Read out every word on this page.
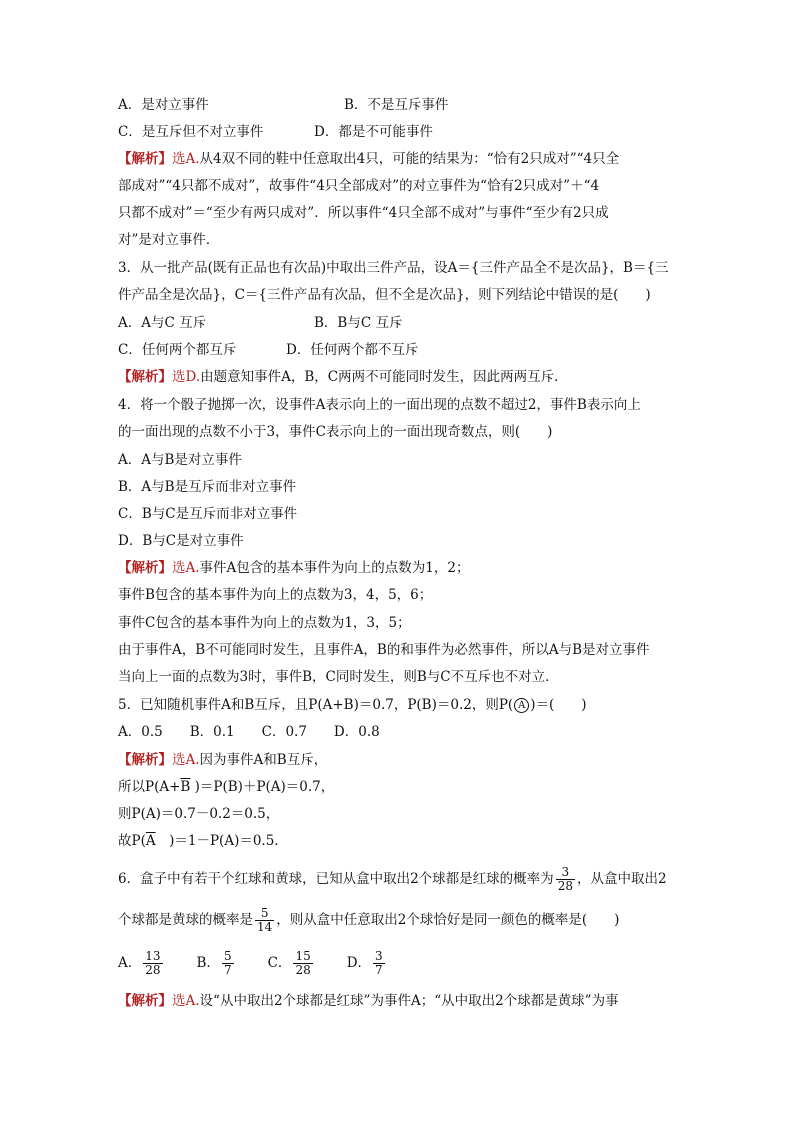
A．是对立事件	B．不是互斥事件
C．是互斥但不对立事件	D．都是不可能事件
【解析】选A.从4双不同的鞋中任意取出4只，可能的结果为：“恰有2只成对”“4只全
部成对”“4只都不成对”，故事件“4只全部成对”的对立事件为“恰有2只成对”＋“4
只都不成对”＝“至少有两只成对”．所以事件“4只全部不成对”与事件“至少有2只成
对”是对立事件．
3．从一批产品(既有正品也有次品)中取出三件产品，设A＝{三件产品全不是次品}，B＝{三
件产品全是次品}，C＝{三件产品有次品，但不全是次品}，则下列结论中错误的是(　　)
A．A与C 互斥	B．B与C 互斥
C．任何两个都互斥	D．任何两个都不互斥
【解析】选D.由题意知事件A，B，C两两不可能同时发生，因此两两互斥．
4．将一个骰子抛掷一次，设事件A表示向上的一面出现的点数不超过2，事件B表示向上
的一面出现的点数不小于3，事件C表示向上的一面出现奇数点，则(　　)
A．A与B是对立事件
B．A与B是互斥而非对立事件
C．B与C是互斥而非对立事件
D．B与C是对立事件
【解析】选A.事件A包含的基本事件为向上的点数为1，2；
事件B包含的基本事件为向上的点数为3，4，5，6；
事件C包含的基本事件为向上的点数为1，3，5；
由于事件A，B不可能同时发生，且事件A，B的和事件为必然事件，所以A与B是对立事件
当向上一面的点数为3时，事件B，C同时发生，则B与C不互斥也不对立．
5．已知随机事件A和B互斥，且P(A+B)＝0.7，P(B)＝0.2，则P( A )＝(　　)
A．0.5　　B．0.1　　C．0.7　　D．0.8
【解析】选A.因为事件A和B互斥，
所以$P(A+\overline{B}$ )＝P(B)＋P(A)＝0.7，
则P(A)＝0.7－0.2＝0.5，
故$P(\overline{A}$　)＝1－P(A)＝0.5.
6．盒子中有若干个红球和黄球，已知从盒中取出2个球都是红球的概率为 $\frac{3}{28}$ ，从盒中取出2
个球都是黄球的概率是 $\frac{5}{14}$ ，则从盒中任意取出2个球恰好是同一颜色的概率是(　　)
A． $\frac{13}{28}$	B． $\frac{5}{7}$	C． $\frac{15}{28}$	D． $\frac{3}{7}$
【解析】选A.设“从中取出2个球都是红球”为事件A；“从中取出2个球都是黄球”为事
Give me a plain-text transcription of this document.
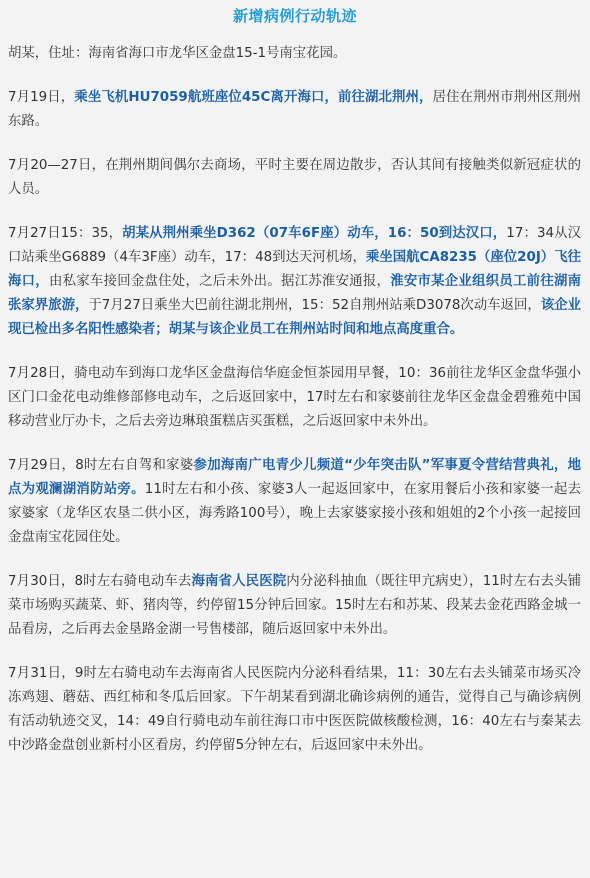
新增病例行动轨迹

胡某，住址：海南省海口市龙华区金盘15-1号南宝花园。

7月19日，乘坐飞机HU7059航班座位45C离开海口，前往湖北荆州，居住在荆州市荆州区荆州东路。

7月20—27日，在荆州期间偶尔去商场，平时主要在周边散步，否认其间有接触类似新冠症状的人员。

7月27日15：35，胡某从荆州乘坐D362（07车6F座）动车，16：50到达汉口，17：34从汉口站乘坐G6889（4车3F座）动车，17：48到达天河机场，乘坐国航CA8235（座位20J）飞往海口，由私家车接回金盘住处，之后未外出。据江苏淮安通报，淮安市某企业组织员工前往湖南张家界旅游，于7月27日乘坐大巴前往湖北荆州，15：52自荆州站乘D3078次动车返回，该企业现已检出多名阳性感染者；胡某与该企业员工在荆州站时间和地点高度重合。

7月28日，骑电动车到海口龙华区金盘海信华庭金恒茶园用早餐，10：36前往龙华区金盘华强小区门口金花电动维修部修电动车，之后返回家中，17时左右和家婆前往龙华区金盘金碧雅苑中国移动营业厅办卡，之后去旁边琳琅蛋糕店买蛋糕，之后返回家中未外出。

7月29日，8时左右自驾和家婆参加海南广电青少儿频道“少年突击队”军事夏令营结营典礼，地点为观澜湖消防站旁。11时左右和小孩、家婆3人一起返回家中，在家用餐后小孩和家婆一起去家婆家（龙华区农垦二供小区，海秀路100号），晚上去家婆家接小孩和姐姐的2个小孩一起接回金盘南宝花园住处。

7月30日，8时左右骑电动车去海南省人民医院内分泌科抽血（既往甲亢病史），11时左右去头铺菜市场购买蔬菜、虾、猪肉等，约停留15分钟后回家。15时左右和苏某、段某去金花西路金城一品看房，之后再去金垦路金湖一号售楼部，随后返回家中未外出。

7月31日，9时左右骑电动车去海南省人民医院内分泌科看结果，11：30左右去头铺菜市场买冷冻鸡翅、蘑菇、西红柿和冬瓜后回家。下午胡某看到湖北确诊病例的通告，觉得自己与确诊病例有活动轨迹交叉，14：49自行骑电动车前往海口市中医医院做核酸检测，16：40左右与秦某去中沙路金盘创业新村小区看房，约停留5分钟左右，后返回家中未外出。
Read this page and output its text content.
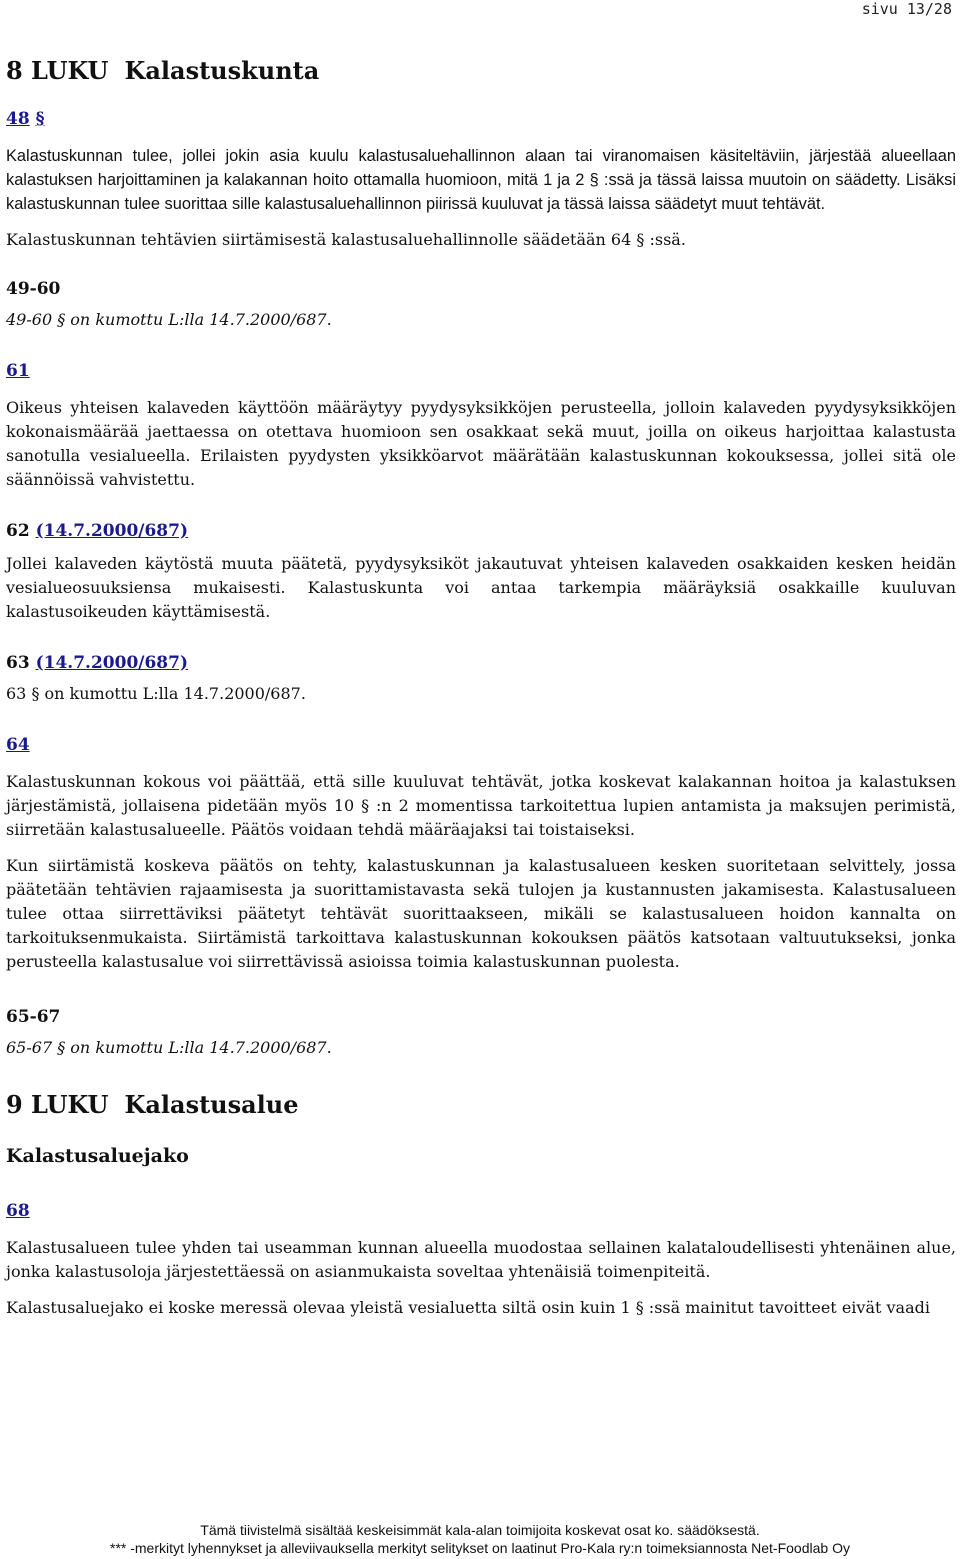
sivu 13/28
8 LUKU Kalastuskunta
48 §

Kalastuskunnan tulee, jollei jokin asia kuulu kalastusaluehallinnon alaan tai viranomaisen käsiteltäviin, järjestää alueellaan kalastuksen harjoittaminen ja kalakannan hoito ottamalla huomioon, mitä 1 ja 2 § :ssä ja tässä laissa muutoin on säädetty. Lisäksi kalastuskunnan tulee suorittaa sille kalastusaluehallinnon piirissä kuuluvat ja tässä laissa säädetyt muut tehtävät.

Kalastuskunnan tehtävien siirtämisestä kalastusaluehallinnolle säädetään 64 § :ssä.

49-60

49-60 § on kumottu L:lla 14.7.2000/687.

61

Oikeus yhteisen kalaveden käyttöön määräytyy pyydysyksikköjen perusteella, jolloin kalaveden pyydysyksikköjen kokonaismäärää jaettaessa on otettava huomioon sen osakkaat sekä muut, joilla on oikeus harjoittaa kalastusta sanotulla vesialueella. Erilaisten pyydysten yksikköarvot määrätään kalastuskunnan kokouksessa, jollei sitä ole säännöissä vahvistettu.

62 (14.7.2000/687)

Jollei kalaveden käytöstä muuta päätetä, pyydysyksiköt jakautuvat yhteisen kalaveden osakkaiden kesken heidän vesialueosuuksiensa mukaisesti. Kalastuskunta voi antaa tarkempia määräyksiä osakkaille kuuluvan kalastusoikeuden käyttämisestä.

63 (14.7.2000/687)

63 § on kumottu L:lla 14.7.2000/687.

64

Kalastuskunnan kokous voi päättää, että sille kuuluvat tehtävät, jotka koskevat kalakannan hoitoa ja kalastuksen järjestämistä, jollaisena pidetään myös 10 § :n 2 momentissa tarkoitettua lupien antamista ja maksujen perimistä, siirretään kalastusalueelle. Päätös voidaan tehdä määräajaksi tai toistaiseksi.

Kun siirtämistä koskeva päätös on tehty, kalastuskunnan ja kalastusalueen kesken suoritetaan selvittely, jossa päätetään tehtävien rajaamisesta ja suorittamistavasta sekä tulojen ja kustannusten jakamisesta. Kalastusalueen tulee ottaa siirrettäviksi päätetyt tehtävät suorittaakseen, mikäli se kalastusalueen hoidon kannalta on tarkoituksenmukaista. Siirtämistä tarkoittava kalastuskunnan kokouksen päätös katsotaan valtuutukseksi, jonka perusteella kalastusalue voi siirrettävissä asioissa toimia kalastuskunnan puolesta.

65-67

65-67 § on kumottu L:lla 14.7.2000/687.

9 LUKU Kalastusalue
Kalastusaluejako
68

Kalastusalueen tulee yhden tai useamman kunnan alueella muodostaa sellainen kalataloudellisesti yhtenäinen alue, jonka kalastusoloja järjestettäessä on asianmukaista soveltaa yhtenäisiä toimenpiteitä.

Kalastusaluejako ei koske meressä olevaa yleistä vesialuetta siltä osin kuin 1 § :ssä mainitut tavoitteet eivät vaadi

Tämä tiivistelmä sisältää keskeisimmät kala-alan toimijoita koskevat osat ko. säädöksestä.
*** -merkityt lyhennykset ja alleviivauksella merkityt selitykset on laatinut Pro-Kala ry:n toimeksiannosta Net-Foodlab Oy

_____

- _WHAT YOU HAVE TO DO_
Return each line where "LUKU" shows up.

- _FINISHED EXERCISE_
8 LUKU Kalastuskunta
9 LUKU Kalastusalue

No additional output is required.